__STATED TASK__. Copy out every line that contains the word "Bitstamp".

Figure record extracts:

######

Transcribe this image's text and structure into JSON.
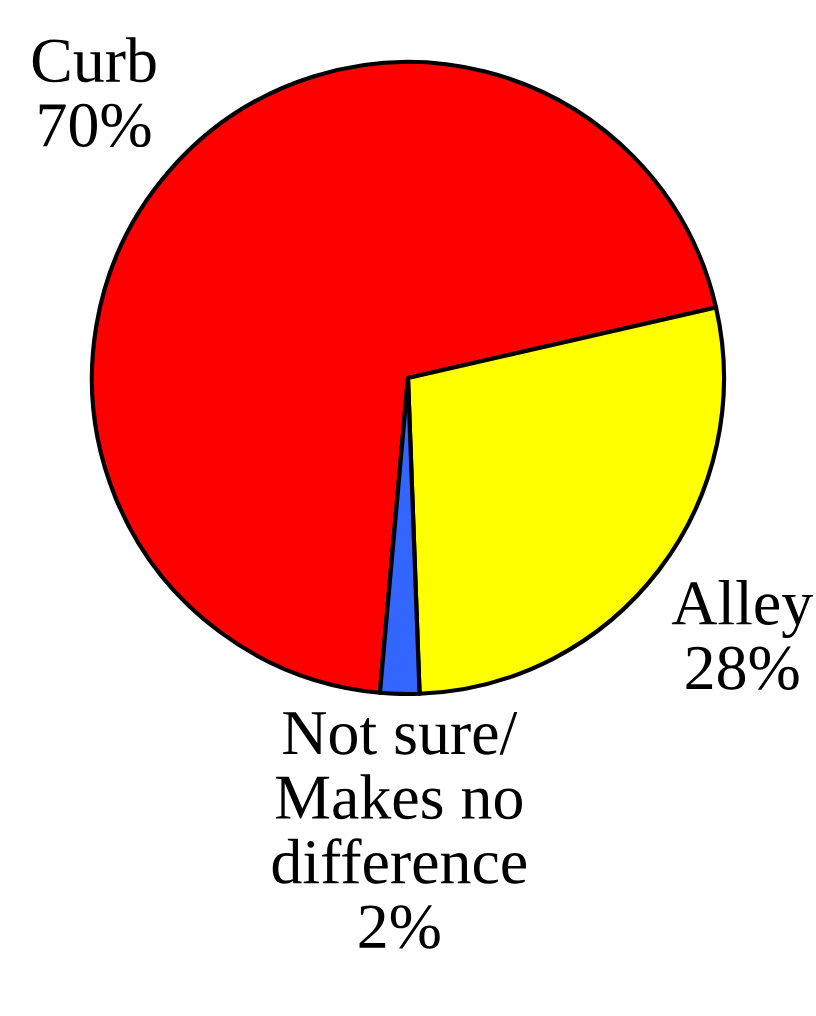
{
  "chart_data": {
    "type": "pie",
    "categories": [
      "Curb",
      "Alley",
      "Not sure/\nMakes no\ndifference"
    ],
    "values": [
      70,
      28,
      2
    ],
    "value_labels": [
      "70%",
      "28%",
      "2%"
    ],
    "colors": [
      "#ff0000",
      "#ffff00",
      "#3366ff"
    ]
  }
}
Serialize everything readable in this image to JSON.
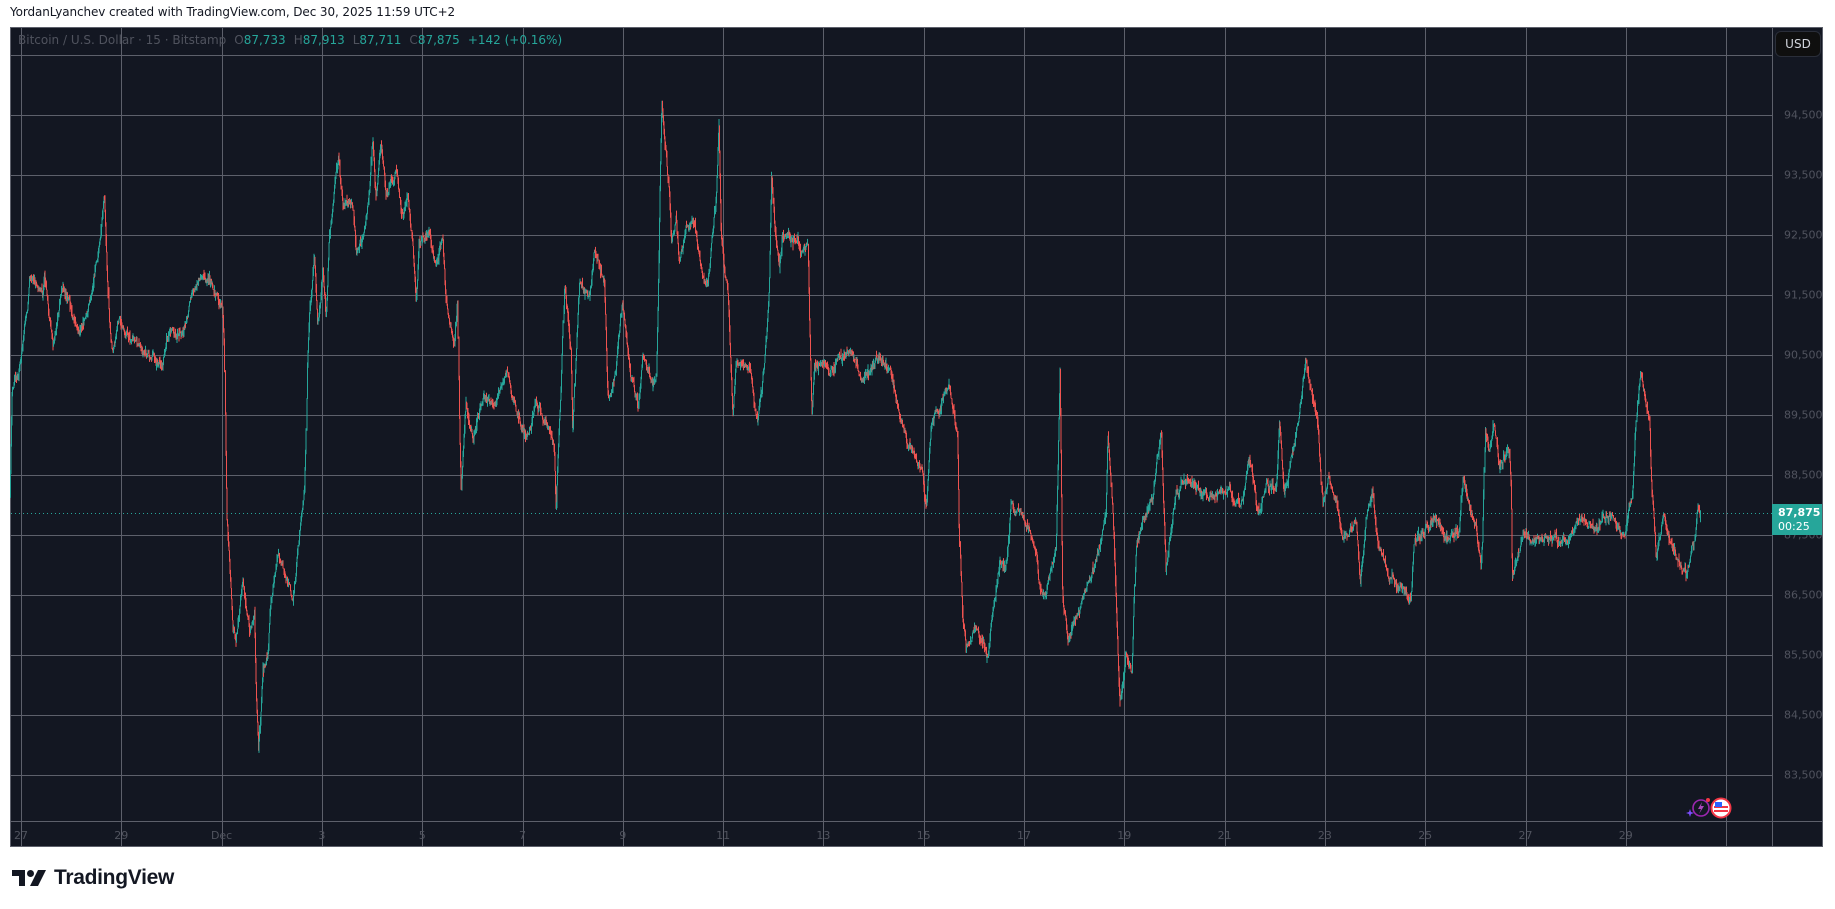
{
  "credit": "YordanLyanchev created with TradingView.com, Dec 30, 2025 11:59 UTC+2",
  "legend": {
    "symbol": "Bitcoin / U.S. Dollar · 15 · Bitstamp",
    "o_label": "O",
    "open": "87,733",
    "h_label": "H",
    "high": "87,913",
    "l_label": "L",
    "low": "87,711",
    "c_label": "C",
    "close": "87,875",
    "change": "+142 (+0.16%)"
  },
  "currency_button": "USD",
  "price_tag": {
    "price": "87,875",
    "countdown": "00:25"
  },
  "logo_text": "TradingView",
  "icons": [
    "lightning-sparkle-icon",
    "us-flag-icon"
  ],
  "colors": {
    "background": "#131722",
    "up": "#26a69a",
    "down": "#ef5350",
    "grid": "#5d606b",
    "axis_text": "#50535e"
  },
  "chart_data": {
    "type": "candlestick",
    "symbol": "BTCUSD",
    "interval": "15",
    "exchange": "Bitstamp",
    "last_bar": {
      "open": 87733,
      "high": 87913,
      "low": 87711,
      "close": 87875
    },
    "ylim": [
      82500,
      95500
    ],
    "y_ticks": [
      83500,
      84500,
      85500,
      86500,
      87500,
      88500,
      89500,
      90500,
      91500,
      92500,
      93500,
      94500
    ],
    "y_tick_labels": [
      "83,500",
      "84,500",
      "85,500",
      "86,500",
      "87,500",
      "88,500",
      "89,500",
      "90,500",
      "91,500",
      "92,500",
      "93,500",
      "94,500"
    ],
    "x_tick_dates": [
      "2025-11-27",
      "2025-11-29",
      "2025-12-01",
      "2025-12-03",
      "2025-12-05",
      "2025-12-07",
      "2025-12-09",
      "2025-12-11",
      "2025-12-13",
      "2025-12-15",
      "2025-12-17",
      "2025-12-19",
      "2025-12-21",
      "2025-12-23",
      "2025-12-25",
      "2025-12-27",
      "2025-12-29"
    ],
    "x_tick_labels": [
      "27",
      "29",
      "Dec",
      "3",
      "5",
      "7",
      "9",
      "11",
      "13",
      "15",
      "17",
      "19",
      "21",
      "23",
      "25",
      "27",
      "29"
    ],
    "grid": true,
    "approx_price_path": [
      [
        "2025-11-26T19:00",
        88200
      ],
      [
        "2025-11-26T20:00",
        89930
      ],
      [
        "2025-11-26T23:30",
        90290
      ],
      [
        "2025-11-27T03:30",
        91350
      ],
      [
        "2025-11-27T04:20",
        91850
      ],
      [
        "2025-11-27T10:40",
        91500
      ],
      [
        "2025-11-27T11:30",
        91890
      ],
      [
        "2025-11-27T15:30",
        90650
      ],
      [
        "2025-11-27T20:15",
        91640
      ],
      [
        "2025-11-28T04:15",
        90790
      ],
      [
        "2025-11-28T10:38",
        91570
      ],
      [
        "2025-11-28T16:12",
        93060
      ],
      [
        "2025-11-28T17:00",
        92350
      ],
      [
        "2025-11-28T18:36",
        91000
      ],
      [
        "2025-11-28T20:12",
        90500
      ],
      [
        "2025-11-28T23:23",
        91140
      ],
      [
        "2025-11-29T08:57",
        90570
      ],
      [
        "2025-11-29T20:08",
        90360
      ],
      [
        "2025-11-29T23:19",
        90930
      ],
      [
        "2025-11-30T05:41",
        90800
      ],
      [
        "2025-11-30T10:29",
        91570
      ],
      [
        "2025-11-30T15:16",
        91850
      ],
      [
        "2025-11-30T18:27",
        91700
      ],
      [
        "2025-12-01T00:50",
        91215
      ],
      [
        "2025-12-01T01:38",
        90500
      ],
      [
        "2025-12-01T02:07",
        89080
      ],
      [
        "2025-12-01T02:45",
        87730
      ],
      [
        "2025-12-01T04:02",
        87080
      ],
      [
        "2025-12-01T05:38",
        86020
      ],
      [
        "2025-12-01T07:13",
        85730
      ],
      [
        "2025-12-01T10:25",
        86730
      ],
      [
        "2025-12-01T13:36",
        85950
      ],
      [
        "2025-12-01T16:00",
        86200
      ],
      [
        "2025-12-01T16:48",
        84950
      ],
      [
        "2025-12-01T18:04",
        83880
      ],
      [
        "2025-12-01T20:00",
        85230
      ],
      [
        "2025-12-01T22:22",
        85520
      ],
      [
        "2025-12-01T23:58",
        86520
      ],
      [
        "2025-12-02T03:10",
        87300
      ],
      [
        "2025-12-02T05:34",
        86940
      ],
      [
        "2025-12-02T10:21",
        86440
      ],
      [
        "2025-12-02T13:32",
        87510
      ],
      [
        "2025-12-02T15:56",
        88150
      ],
      [
        "2025-12-02T16:44",
        89220
      ],
      [
        "2025-12-02T17:13",
        90290
      ],
      [
        "2025-12-02T18:20",
        91220
      ],
      [
        "2025-12-02T20:43",
        92210
      ],
      [
        "2025-12-02T22:19",
        90930
      ],
      [
        "2025-12-03T00:42",
        91930
      ],
      [
        "2025-12-03T02:18",
        91070
      ],
      [
        "2025-12-03T03:54",
        92500
      ],
      [
        "2025-12-03T06:17",
        93280
      ],
      [
        "2025-12-03T08:21",
        93850
      ],
      [
        "2025-12-03T10:16",
        93000
      ],
      [
        "2025-12-03T15:04",
        93070
      ],
      [
        "2025-12-03T16:39",
        92210
      ],
      [
        "2025-12-03T20:38",
        92500
      ],
      [
        "2025-12-03T23:02",
        93350
      ],
      [
        "2025-12-04T00:37",
        94130
      ],
      [
        "2025-12-04T02:13",
        93140
      ],
      [
        "2025-12-04T04:36",
        94060
      ],
      [
        "2025-12-04T07:00",
        93210
      ],
      [
        "2025-12-04T11:47",
        93560
      ],
      [
        "2025-12-04T14:58",
        92780
      ],
      [
        "2025-12-04T17:22",
        93140
      ],
      [
        "2025-12-04T19:46",
        92210
      ],
      [
        "2025-12-04T21:22",
        91300
      ],
      [
        "2025-12-04T22:57",
        92350
      ],
      [
        "2025-12-05T03:44",
        92570
      ],
      [
        "2025-12-05T06:56",
        91930
      ],
      [
        "2025-12-05T10:08",
        92430
      ],
      [
        "2025-12-05T11:44",
        91350
      ],
      [
        "2025-12-05T15:42",
        90650
      ],
      [
        "2025-12-05T17:17",
        91350
      ],
      [
        "2025-12-05T18:04",
        89360
      ],
      [
        "2025-12-05T18:53",
        88230
      ],
      [
        "2025-12-05T19:41",
        88870
      ],
      [
        "2025-12-05T21:16",
        89790
      ],
      [
        "2025-12-06T00:27",
        89080
      ],
      [
        "2025-12-06T05:15",
        89790
      ],
      [
        "2025-12-06T11:38",
        89650
      ],
      [
        "2025-12-06T16:25",
        90220
      ],
      [
        "2025-12-06T21:12",
        89580
      ],
      [
        "2025-12-07T01:59",
        89150
      ],
      [
        "2025-12-07T06:46",
        89720
      ],
      [
        "2025-12-07T13:09",
        89220
      ],
      [
        "2025-12-07T15:33",
        88870
      ],
      [
        "2025-12-07T16:21",
        87870
      ],
      [
        "2025-12-07T17:08",
        88720
      ],
      [
        "2025-12-07T18:44",
        89930
      ],
      [
        "2025-12-07T20:20",
        91640
      ],
      [
        "2025-12-07T23:31",
        90650
      ],
      [
        "2025-12-08T00:19",
        89220
      ],
      [
        "2025-12-08T03:30",
        91640
      ],
      [
        "2025-12-08T08:18",
        91500
      ],
      [
        "2025-12-08T10:41",
        92210
      ],
      [
        "2025-12-08T15:29",
        91710
      ],
      [
        "2025-12-08T17:04",
        89930
      ],
      [
        "2025-12-08T17:52",
        89720
      ],
      [
        "2025-12-08T21:03",
        90290
      ],
      [
        "2025-12-08T23:56",
        91350
      ],
      [
        "2025-12-09T04:15",
        90080
      ],
      [
        "2025-12-09T07:26",
        89650
      ],
      [
        "2025-12-09T09:49",
        90500
      ],
      [
        "2025-12-09T13:00",
        90220
      ],
      [
        "2025-12-09T16:12",
        90080
      ],
      [
        "2025-12-09T17:28",
        92070
      ],
      [
        "2025-12-09T18:07",
        93490
      ],
      [
        "2025-12-09T18:55",
        94630
      ],
      [
        "2025-12-09T20:59",
        93920
      ],
      [
        "2025-12-09T22:35",
        93210
      ],
      [
        "2025-12-09T23:22",
        92350
      ],
      [
        "2025-12-10T01:46",
        92780
      ],
      [
        "2025-12-10T03:21",
        92070
      ],
      [
        "2025-12-10T06:33",
        92570
      ],
      [
        "2025-12-10T09:44",
        92710
      ],
      [
        "2025-12-10T12:56",
        92210
      ],
      [
        "2025-12-10T14:32",
        91930
      ],
      [
        "2025-12-10T16:55",
        91640
      ],
      [
        "2025-12-10T19:19",
        92500
      ],
      [
        "2025-12-10T20:55",
        93140
      ],
      [
        "2025-12-10T22:12",
        94420
      ],
      [
        "2025-12-10T23:19",
        92570
      ],
      [
        "2025-12-11T02:30",
        91500
      ],
      [
        "2025-12-11T04:06",
        90290
      ],
      [
        "2025-12-11T04:54",
        89500
      ],
      [
        "2025-12-11T06:29",
        90360
      ],
      [
        "2025-12-11T12:52",
        90290
      ],
      [
        "2025-12-11T16:51",
        89360
      ],
      [
        "2025-12-11T20:02",
        90360
      ],
      [
        "2025-12-11T22:26",
        91640
      ],
      [
        "2025-12-11T23:33",
        93490
      ],
      [
        "2025-12-12T00:50",
        92570
      ],
      [
        "2025-12-12T03:14",
        91930
      ],
      [
        "2025-12-12T04:49",
        92570
      ],
      [
        "2025-12-12T11:12",
        92350
      ],
      [
        "2025-12-12T16:48",
        92350
      ],
      [
        "2025-12-12T17:36",
        91000
      ],
      [
        "2025-12-12T18:42",
        89500
      ],
      [
        "2025-12-12T19:58",
        90290
      ],
      [
        "2025-12-12T23:57",
        90360
      ],
      [
        "2025-12-13T04:45",
        90290
      ],
      [
        "2025-12-13T12:43",
        90570
      ],
      [
        "2025-12-13T19:06",
        90080
      ],
      [
        "2025-12-14T03:05",
        90430
      ],
      [
        "2025-12-14T08:00",
        90220
      ],
      [
        "2025-12-14T14:15",
        89360
      ],
      [
        "2025-12-14T17:27",
        89010
      ],
      [
        "2025-12-14T23:50",
        88510
      ],
      [
        "2025-12-15T01:25",
        87940
      ],
      [
        "2025-12-15T03:49",
        89220
      ],
      [
        "2025-12-15T09:24",
        89790
      ],
      [
        "2025-12-15T12:35",
        89930
      ],
      [
        "2025-12-15T16:35",
        89080
      ],
      [
        "2025-12-15T17:22",
        87440
      ],
      [
        "2025-12-15T18:58",
        86090
      ],
      [
        "2025-12-15T20:34",
        85590
      ],
      [
        "2025-12-16T01:21",
        86020
      ],
      [
        "2025-12-16T06:56",
        85520
      ],
      [
        "2025-12-16T12:30",
        87080
      ],
      [
        "2025-12-16T15:41",
        86940
      ],
      [
        "2025-12-16T18:06",
        87990
      ],
      [
        "2025-12-16T23:41",
        87800
      ],
      [
        "2025-12-17T06:04",
        87220
      ],
      [
        "2025-12-17T07:39",
        86660
      ],
      [
        "2025-12-17T10:51",
        86520
      ],
      [
        "2025-12-17T15:37",
        87220
      ],
      [
        "2025-12-17T17:32",
        90290
      ],
      [
        "2025-12-17T18:49",
        86370
      ],
      [
        "2025-12-17T21:13",
        85660
      ],
      [
        "2025-12-18T02:48",
        86230
      ],
      [
        "2025-12-18T07:35",
        86660
      ],
      [
        "2025-12-18T12:23",
        87300
      ],
      [
        "2025-12-18T15:33",
        87940
      ],
      [
        "2025-12-18T16:22",
        89220
      ],
      [
        "2025-12-18T18:45",
        87940
      ],
      [
        "2025-12-18T21:09",
        85590
      ],
      [
        "2025-12-18T22:16",
        84660
      ],
      [
        "2025-12-19T01:08",
        85520
      ],
      [
        "2025-12-19T04:00",
        85170
      ],
      [
        "2025-12-19T05:55",
        87370
      ],
      [
        "2025-12-19T09:07",
        87800
      ],
      [
        "2025-12-19T13:54",
        88080
      ],
      [
        "2025-12-19T17:53",
        89290
      ],
      [
        "2025-12-19T20:17",
        86940
      ],
      [
        "2025-12-20T01:04",
        88230
      ],
      [
        "2025-12-20T07:26",
        88440
      ],
      [
        "2025-12-20T13:49",
        88150
      ],
      [
        "2025-12-20T23:24",
        88220
      ],
      [
        "2025-12-21T02:35",
        88370
      ],
      [
        "2025-12-21T04:11",
        88010
      ],
      [
        "2025-12-21T08:58",
        88080
      ],
      [
        "2025-12-21T12:10",
        88790
      ],
      [
        "2025-12-21T16:09",
        87800
      ],
      [
        "2025-12-21T20:08",
        88300
      ],
      [
        "2025-12-22T00:55",
        88370
      ],
      [
        "2025-12-22T02:31",
        89360
      ],
      [
        "2025-12-22T04:55",
        88150
      ],
      [
        "2025-12-22T10:29",
        89150
      ],
      [
        "2025-12-22T14:57",
        90500
      ],
      [
        "2025-12-22T17:40",
        89930
      ],
      [
        "2025-12-22T20:52",
        89360
      ],
      [
        "2025-12-22T23:15",
        88080
      ],
      [
        "2025-12-23T02:27",
        88510
      ],
      [
        "2025-12-23T05:38",
        88080
      ],
      [
        "2025-12-23T08:50",
        87370
      ],
      [
        "2025-12-23T15:13",
        87800
      ],
      [
        "2025-12-23T17:08",
        86660
      ],
      [
        "2025-12-23T20:00",
        87800
      ],
      [
        "2025-12-23T23:11",
        88230
      ],
      [
        "2025-12-24T01:35",
        87370
      ],
      [
        "2025-12-24T07:58",
        86800
      ],
      [
        "2025-12-24T17:31",
        86440
      ],
      [
        "2025-12-24T19:07",
        87370
      ],
      [
        "2025-12-25T02:18",
        87650
      ],
      [
        "2025-12-25T05:30",
        87800
      ],
      [
        "2025-12-25T11:05",
        87370
      ],
      [
        "2025-12-25T16:40",
        87580
      ],
      [
        "2025-12-25T18:16",
        88440
      ],
      [
        "2025-12-26T00:39",
        87650
      ],
      [
        "2025-12-26T03:02",
        86940
      ],
      [
        "2025-12-26T03:50",
        87440
      ],
      [
        "2025-12-26T04:57",
        89220
      ],
      [
        "2025-12-26T07:02",
        88800
      ],
      [
        "2025-12-26T09:25",
        89360
      ],
      [
        "2025-12-26T11:48",
        88650
      ],
      [
        "2025-12-26T16:35",
        88860
      ],
      [
        "2025-12-26T17:24",
        88230
      ],
      [
        "2025-12-26T17:53",
        86730
      ],
      [
        "2025-12-26T19:47",
        87080
      ],
      [
        "2025-12-26T22:58",
        87510
      ],
      [
        "2025-12-27T08:32",
        87440
      ],
      [
        "2025-12-27T21:18",
        87440
      ],
      [
        "2025-12-28T02:05",
        87800
      ],
      [
        "2025-12-28T08:28",
        87580
      ],
      [
        "2025-12-28T17:15",
        87940
      ],
      [
        "2025-12-28T22:49",
        87440
      ],
      [
        "2025-12-29T01:13",
        87800
      ],
      [
        "2025-12-29T03:37",
        88230
      ],
      [
        "2025-12-29T04:54",
        89220
      ],
      [
        "2025-12-29T07:08",
        90220
      ],
      [
        "2025-12-29T11:36",
        89510
      ],
      [
        "2025-12-29T12:23",
        88510
      ],
      [
        "2025-12-29T14:47",
        87150
      ],
      [
        "2025-12-29T17:59",
        87870
      ],
      [
        "2025-12-30T00:22",
        87150
      ],
      [
        "2025-12-30T05:07",
        86870
      ],
      [
        "2025-12-30T09:06",
        87370
      ],
      [
        "2025-12-30T10:42",
        88000
      ],
      [
        "2025-12-30T11:45",
        87875
      ]
    ]
  }
}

######

__WRITTEN SOLUTION__.
    "symbol": "Bitcoin / U.S. Dollar · 15 · Bitstamp",
    "exchange": "Bitstamp",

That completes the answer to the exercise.